* Вопросы и задания
1/ Ответьте на вопросы по рецензии:
(а) В какие годы, согласно рецензии, термин «империя» фигурировал в названии государства?
(б) Профессорами какого университета названы Валери Кивельсон и Рональд Суни?
(в) Продуктом скольких лет размышлений и научных бесед авторов, по их собственному признанию, является книга?
2/ Перепишите из рецензии дословно фрагмент, начиная со слов «Russia’s Empires» вплоть до слов «и внешней политики.» включительно.

* Текст рецензии
Valerie A. Kivelson, Ronald Grigor Suny

Russia’s Empires

New York, Oxford: Oxford University Press, 2017

Александр Поляничев


 

Едва ли можно отрицать, что «империя» является неотъемлемой составляющей представлений о России — как о ее прошлом, так и о настоящем. И хотя сам термин фигурировал в названии государства немногим меньше двухсот лет, с 1721 по 1917 годы, «империя» часто воспринимается как внутренне присущая России форма организации власти. Особенно сейчас, спустя сто лет после того, как слово «империя» исчезло из названия российского государства, это понятие переживает новый пик популярности в качестве идеологического клише, дающего характеристику самым различным процессам, событиям и явлениям российской действительности — от культуры до внутренней и внешней политики.

Чем была империя для России, а Россия — для империи? Свой ответ на эти и многие другие вопросы дают профессора Университета Мичигана Валери Кивельсон и Рональд Суни. Их книга «Империи России» — это смелая попытка по-новому рассказать историю России от Cредних веков до наших дней, отбрасывая привычный событийный канон и предлагая свежую интерпретацию взамен знакомого нарратива. Как признаются сами авторы, книга представляет собой продукт двадцати шести лет их размышлений и научных бесед. Не менее важно отметить и то, что книга суммирует многочисленные достижения в изучении имперской проблематики за последние два десятка лет. Возникший сперва среди историков Британии и часто называемый «имперским поворотом» всплеск интереса историков к имперскому прошлому привел к радикальному переосмыслению феномена империи. Это время стало переломным периодом и для изучения царской России, до неузнаваемости изменившим историографическое поле1. Однако, несмотря на внушительное количество вышедших в свет публикаций, до сих пор не было синтетических трудов, которые бы обобщали опыт историографии Московского государства, империи Романовых и Советского Союза последних десятилетий под одной обложкой.

* Исходные данные
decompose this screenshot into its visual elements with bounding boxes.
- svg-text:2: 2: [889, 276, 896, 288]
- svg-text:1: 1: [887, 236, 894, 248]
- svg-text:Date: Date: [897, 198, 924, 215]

* Ответы по порядку
1/
(а) С 1721 по 1917 годы.
(б) Университета Мичигана.
(в) Двадцати шести лет.

2/
Russia’s Empires

New York, Oxford: Oxford University Press, 2017

Александр Поляничев


 

Едва ли можно отрицать, что «империя» является неотъемлемой составляющей представлений о России — как о ее прошлом, так и о настоящем. И хотя сам термин фигурировал в названии государства немногим меньше двухсот лет, с 1721 по 1917 годы, «империя» часто воспринимается как внутренне присущая России форма организации власти. Особенно сейчас, спустя сто лет после того, как слово «империя» исчезло из названия российского государства, это понятие переживает новый пик популярности в качестве идеологического клише, дающего характеристику самым различным процессам, событиям и явлениям российской действительности — от культуры до внутренней и внешней политики.